DESCRIPTION OF THE TASK:
Retype the data that follows line by line, exactly, and leave its pictures out.

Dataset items
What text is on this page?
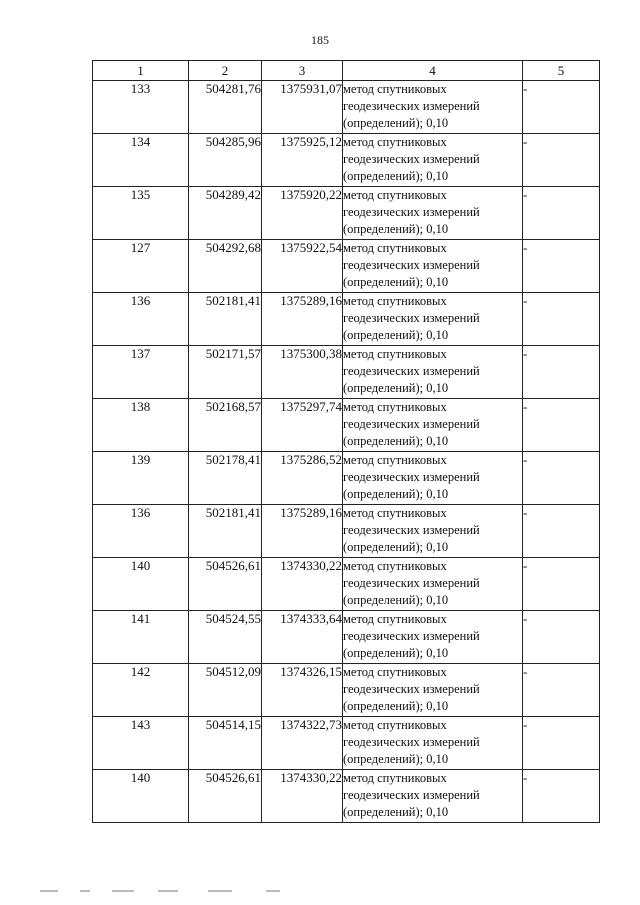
185
1	2	3	4	5
133	504281,76	1375931,07	метод спутниковых
геодезических измерений
(определений); 0,10	-
134	504285,96	1375925,12	метод спутниковых
геодезических измерений
(определений); 0,10	-
135	504289,42	1375920,22	метод спутниковых
геодезических измерений
(определений); 0,10	-
127	504292,68	1375922,54	метод спутниковых
геодезических измерений
(определений); 0,10	-
136	502181,41	1375289,16	метод спутниковых
геодезических измерений
(определений); 0,10	-
137	502171,57	1375300,38	метод спутниковых
геодезических измерений
(определений); 0,10	-
138	502168,57	1375297,74	метод спутниковых
геодезических измерений
(определений); 0,10	-
139	502178,41	1375286,52	метод спутниковых
геодезических измерений
(определений); 0,10	-
136	502181,41	1375289,16	метод спутниковых
геодезических измерений
(определений); 0,10	-
140	504526,61	1374330,22	метод спутниковых
геодезических измерений
(определений); 0,10	-
141	504524,55	1374333,64	метод спутниковых
геодезических измерений
(определений); 0,10	-
142	504512,09	1374326,15	метод спутниковых
геодезических измерений
(определений); 0,10	-
143	504514,15	1374322,73	метод спутниковых
геодезических измерений
(определений); 0,10	-
140	504526,61	1374330,22	метод спутниковых
геодезических измерений
(определений); 0,10	-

ANSWER TO THIS TASK:
What text is on this page?
185
1	2	3	4	5
133	504281,76	1375931,07	метод спутниковых
геодезических измерений
(определений); 0,10	-
134	504285,96	1375925,12	метод спутниковых
геодезических измерений
(определений); 0,10	-
135	504289,42	1375920,22	метод спутниковых
геодезических измерений
(определений); 0,10	-
127	504292,68	1375922,54	метод спутниковых
геодезических измерений
(определений); 0,10	-
136	502181,41	1375289,16	метод спутниковых
геодезических измерений
(определений); 0,10	-
137	502171,57	1375300,38	метод спутниковых
геодезических измерений
(определений); 0,10	-
138	502168,57	1375297,74	метод спутниковых
геодезических измерений
(определений); 0,10	-
139	502178,41	1375286,52	метод спутниковых
геодезических измерений
(определений); 0,10	-
136	502181,41	1375289,16	метод спутниковых
геодезических измерений
(определений); 0,10	-
140	504526,61	1374330,22	метод спутниковых
геодезических измерений
(определений); 0,10	-
141	504524,55	1374333,64	метод спутниковых
геодезических измерений
(определений); 0,10	-
142	504512,09	1374326,15	метод спутниковых
геодезических измерений
(определений); 0,10	-
143	504514,15	1374322,73	метод спутниковых
геодезических измерений
(определений); 0,10	-
140	504526,61	1374330,22	метод спутниковых
геодезических измерений
(определений); 0,10	-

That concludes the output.